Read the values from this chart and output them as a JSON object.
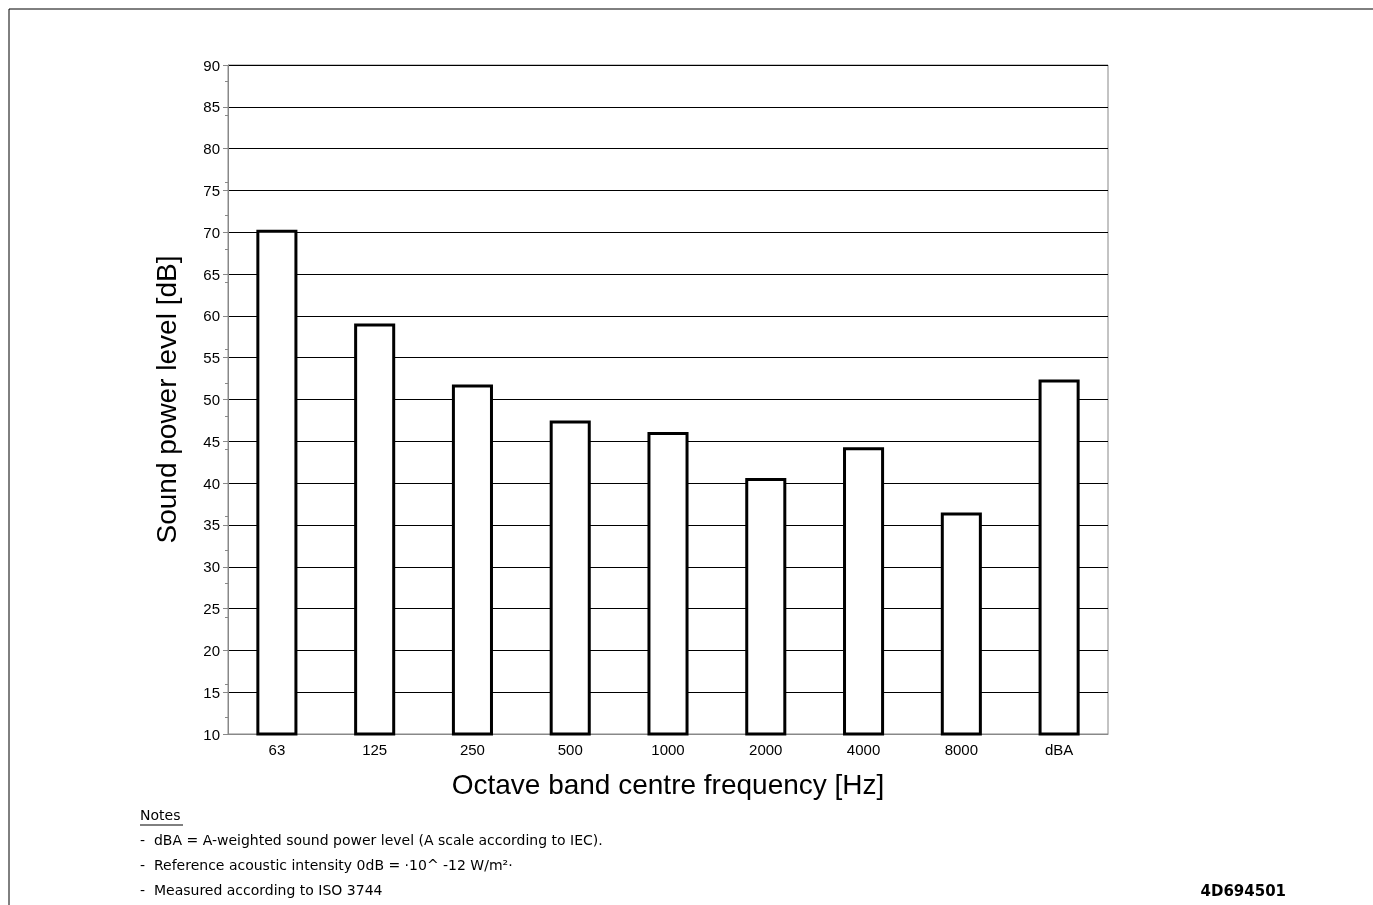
{
  "chart_data": {
    "type": "bar",
    "xlabel": "Octave band centre frequency [Hz]",
    "ylabel": "Sound power level [dB]",
    "categories": [
      "63",
      "125",
      "250",
      "500",
      "1000",
      "2000",
      "4000",
      "8000",
      "dBA"
    ],
    "values": [
      70.3,
      59.1,
      51.8,
      47.5,
      46.1,
      40.6,
      44.3,
      36.5,
      52.4
    ],
    "color": "#ffffff",
    "ylim": [
      10,
      90
    ],
    "yticks": [
      10,
      15,
      20,
      25,
      30,
      35,
      40,
      45,
      50,
      55,
      60,
      65,
      70,
      75,
      80,
      85,
      90
    ],
    "grid": "y",
    "annotations": [
      "Notes",
      "-  dBA = A-weighted sound power level (A scale according to IEC).",
      "-  Reference acoustic intensity 0dB = ·10^ -12 W/m²·",
      "-  Measured according to ISO 3744",
      "4D694501"
    ]
  }
}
• • • • •
- [EXERCISE PROMPT]: Go through the listing above and write it all out exactly, leaving out any picture.

- [CORRECT ANSWER]:
Read the values from this chart and output them as a JSON object.
{
  "chart_data": {
    "type": "bar",
    "xlabel": "Octave band centre frequency [Hz]",
    "ylabel": "Sound power level [dB]",
    "categories": [
      "63",
      "125",
      "250",
      "500",
      "1000",
      "2000",
      "4000",
      "8000",
      "dBA"
    ],
    "values": [
      70.3,
      59.1,
      51.8,
      47.5,
      46.1,
      40.6,
      44.3,
      36.5,
      52.4
    ],
    "color": "#ffffff",
    "ylim": [
      10,
      90
    ],
    "yticks": [
      10,
      15,
      20,
      25,
      30,
      35,
      40,
      45,
      50,
      55,
      60,
      65,
      70,
      75,
      80,
      85,
      90
    ],
    "grid": "y",
    "annotations": [
      "Notes",
      "-  dBA = A-weighted sound power level (A scale according to IEC).",
      "-  Reference acoustic intensity 0dB = ·10^ -12 W/m²·",
      "-  Measured according to ISO 3744",
      "4D694501"
    ]
  }
}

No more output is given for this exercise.